WHAT TO PRODUCE: Find the lines with "Variation" in them and copy them out.

SOURCE MATERIAL:
+ + + +
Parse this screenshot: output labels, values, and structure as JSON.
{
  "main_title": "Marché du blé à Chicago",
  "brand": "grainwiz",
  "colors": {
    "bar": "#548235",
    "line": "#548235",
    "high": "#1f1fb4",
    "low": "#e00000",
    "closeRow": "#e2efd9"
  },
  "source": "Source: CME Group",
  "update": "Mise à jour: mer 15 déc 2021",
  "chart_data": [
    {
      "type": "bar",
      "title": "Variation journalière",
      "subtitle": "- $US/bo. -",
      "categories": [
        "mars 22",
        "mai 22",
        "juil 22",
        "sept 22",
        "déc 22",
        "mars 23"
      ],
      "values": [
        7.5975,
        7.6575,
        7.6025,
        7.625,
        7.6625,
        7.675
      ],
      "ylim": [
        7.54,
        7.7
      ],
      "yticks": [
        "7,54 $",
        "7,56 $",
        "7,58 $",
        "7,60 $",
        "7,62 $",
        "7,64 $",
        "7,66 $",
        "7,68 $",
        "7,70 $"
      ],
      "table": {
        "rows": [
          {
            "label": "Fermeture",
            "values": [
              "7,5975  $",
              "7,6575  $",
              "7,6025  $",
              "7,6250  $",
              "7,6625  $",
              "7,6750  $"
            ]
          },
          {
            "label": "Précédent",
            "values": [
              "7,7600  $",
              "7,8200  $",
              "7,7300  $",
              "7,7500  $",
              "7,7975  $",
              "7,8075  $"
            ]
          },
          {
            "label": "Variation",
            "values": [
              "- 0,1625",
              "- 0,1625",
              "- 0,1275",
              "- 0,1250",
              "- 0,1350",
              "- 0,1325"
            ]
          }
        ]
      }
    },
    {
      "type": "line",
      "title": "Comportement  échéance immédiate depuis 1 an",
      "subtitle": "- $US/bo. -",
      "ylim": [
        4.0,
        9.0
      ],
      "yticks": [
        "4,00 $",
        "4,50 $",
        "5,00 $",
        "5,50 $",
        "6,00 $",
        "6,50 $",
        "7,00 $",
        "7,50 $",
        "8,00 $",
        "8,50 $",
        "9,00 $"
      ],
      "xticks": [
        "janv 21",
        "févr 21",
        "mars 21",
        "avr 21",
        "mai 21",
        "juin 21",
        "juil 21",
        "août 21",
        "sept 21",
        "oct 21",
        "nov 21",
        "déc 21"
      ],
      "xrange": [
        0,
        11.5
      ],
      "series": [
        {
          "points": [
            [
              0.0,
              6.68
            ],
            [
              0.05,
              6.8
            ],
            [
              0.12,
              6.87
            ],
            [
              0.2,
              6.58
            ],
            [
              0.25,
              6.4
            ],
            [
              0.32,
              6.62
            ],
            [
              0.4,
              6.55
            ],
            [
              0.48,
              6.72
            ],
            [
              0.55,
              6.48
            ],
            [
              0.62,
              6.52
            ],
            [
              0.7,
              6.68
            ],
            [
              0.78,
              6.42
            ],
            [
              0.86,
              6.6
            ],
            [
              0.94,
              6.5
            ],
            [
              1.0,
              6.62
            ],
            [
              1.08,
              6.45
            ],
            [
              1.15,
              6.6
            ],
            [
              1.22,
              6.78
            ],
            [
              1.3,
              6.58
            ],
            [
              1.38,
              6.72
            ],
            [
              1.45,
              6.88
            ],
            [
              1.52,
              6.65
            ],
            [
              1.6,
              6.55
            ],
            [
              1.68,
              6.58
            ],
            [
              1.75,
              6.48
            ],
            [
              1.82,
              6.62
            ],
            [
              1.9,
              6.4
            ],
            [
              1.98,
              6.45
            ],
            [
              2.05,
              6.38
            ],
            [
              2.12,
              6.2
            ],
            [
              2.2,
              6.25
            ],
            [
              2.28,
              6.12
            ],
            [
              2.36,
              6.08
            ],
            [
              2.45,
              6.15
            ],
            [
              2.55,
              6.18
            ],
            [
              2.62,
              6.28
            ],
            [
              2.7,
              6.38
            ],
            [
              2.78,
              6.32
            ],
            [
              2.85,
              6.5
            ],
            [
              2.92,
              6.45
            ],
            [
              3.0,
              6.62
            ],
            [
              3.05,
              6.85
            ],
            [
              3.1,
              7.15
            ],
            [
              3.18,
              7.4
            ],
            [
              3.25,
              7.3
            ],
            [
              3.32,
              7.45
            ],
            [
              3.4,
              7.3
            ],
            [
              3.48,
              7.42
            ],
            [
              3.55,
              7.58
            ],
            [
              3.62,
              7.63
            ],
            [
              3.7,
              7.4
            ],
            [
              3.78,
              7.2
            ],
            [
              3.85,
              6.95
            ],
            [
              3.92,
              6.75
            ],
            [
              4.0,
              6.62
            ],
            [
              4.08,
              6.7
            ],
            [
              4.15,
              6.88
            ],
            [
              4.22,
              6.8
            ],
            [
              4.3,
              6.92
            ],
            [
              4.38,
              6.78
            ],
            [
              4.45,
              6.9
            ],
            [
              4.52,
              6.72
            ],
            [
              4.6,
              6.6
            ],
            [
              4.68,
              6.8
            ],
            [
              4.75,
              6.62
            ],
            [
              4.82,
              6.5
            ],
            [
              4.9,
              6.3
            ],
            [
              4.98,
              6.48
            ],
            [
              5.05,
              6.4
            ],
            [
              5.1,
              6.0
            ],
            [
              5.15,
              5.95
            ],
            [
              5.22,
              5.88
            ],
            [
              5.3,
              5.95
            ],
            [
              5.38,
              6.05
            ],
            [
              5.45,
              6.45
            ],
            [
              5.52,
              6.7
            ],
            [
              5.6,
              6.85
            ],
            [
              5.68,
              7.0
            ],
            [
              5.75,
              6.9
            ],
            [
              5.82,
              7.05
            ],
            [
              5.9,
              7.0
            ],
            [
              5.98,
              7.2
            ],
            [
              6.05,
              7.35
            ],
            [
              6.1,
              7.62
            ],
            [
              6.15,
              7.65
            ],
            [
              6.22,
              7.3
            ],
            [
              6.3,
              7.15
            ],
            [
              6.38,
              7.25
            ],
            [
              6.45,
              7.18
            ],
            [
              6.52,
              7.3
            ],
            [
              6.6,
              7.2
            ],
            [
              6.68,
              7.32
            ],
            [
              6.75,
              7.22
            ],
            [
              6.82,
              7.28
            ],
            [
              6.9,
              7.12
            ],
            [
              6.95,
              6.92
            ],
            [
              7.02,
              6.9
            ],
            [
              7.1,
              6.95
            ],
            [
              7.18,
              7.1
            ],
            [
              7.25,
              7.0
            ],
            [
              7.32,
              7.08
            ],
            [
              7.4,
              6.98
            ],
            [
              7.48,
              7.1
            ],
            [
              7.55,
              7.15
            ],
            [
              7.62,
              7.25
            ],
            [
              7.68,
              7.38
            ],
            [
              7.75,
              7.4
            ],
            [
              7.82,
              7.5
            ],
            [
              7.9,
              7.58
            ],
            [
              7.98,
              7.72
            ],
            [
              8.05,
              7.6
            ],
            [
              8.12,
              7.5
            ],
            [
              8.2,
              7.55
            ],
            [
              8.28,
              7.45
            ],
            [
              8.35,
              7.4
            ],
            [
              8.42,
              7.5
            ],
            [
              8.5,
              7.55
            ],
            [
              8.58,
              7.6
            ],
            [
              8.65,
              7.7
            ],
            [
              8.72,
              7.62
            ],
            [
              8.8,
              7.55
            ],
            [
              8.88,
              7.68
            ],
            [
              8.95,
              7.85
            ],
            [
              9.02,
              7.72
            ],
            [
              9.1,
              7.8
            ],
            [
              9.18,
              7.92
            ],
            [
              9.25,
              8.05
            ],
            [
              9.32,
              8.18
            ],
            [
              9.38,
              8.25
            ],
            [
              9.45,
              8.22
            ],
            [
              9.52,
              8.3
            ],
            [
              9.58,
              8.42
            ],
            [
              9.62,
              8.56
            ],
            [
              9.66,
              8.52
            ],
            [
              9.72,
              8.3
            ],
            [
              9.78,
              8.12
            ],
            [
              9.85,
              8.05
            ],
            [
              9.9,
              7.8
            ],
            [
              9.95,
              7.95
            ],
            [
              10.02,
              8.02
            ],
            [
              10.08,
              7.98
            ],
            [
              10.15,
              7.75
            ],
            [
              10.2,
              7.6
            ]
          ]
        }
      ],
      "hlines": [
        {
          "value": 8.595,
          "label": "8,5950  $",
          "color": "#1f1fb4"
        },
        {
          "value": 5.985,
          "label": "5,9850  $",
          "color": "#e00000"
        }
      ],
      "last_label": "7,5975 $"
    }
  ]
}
+ + + +
EXPECTED OUTPUT:
      "title": "Variation journalière",
            "label": "Variation",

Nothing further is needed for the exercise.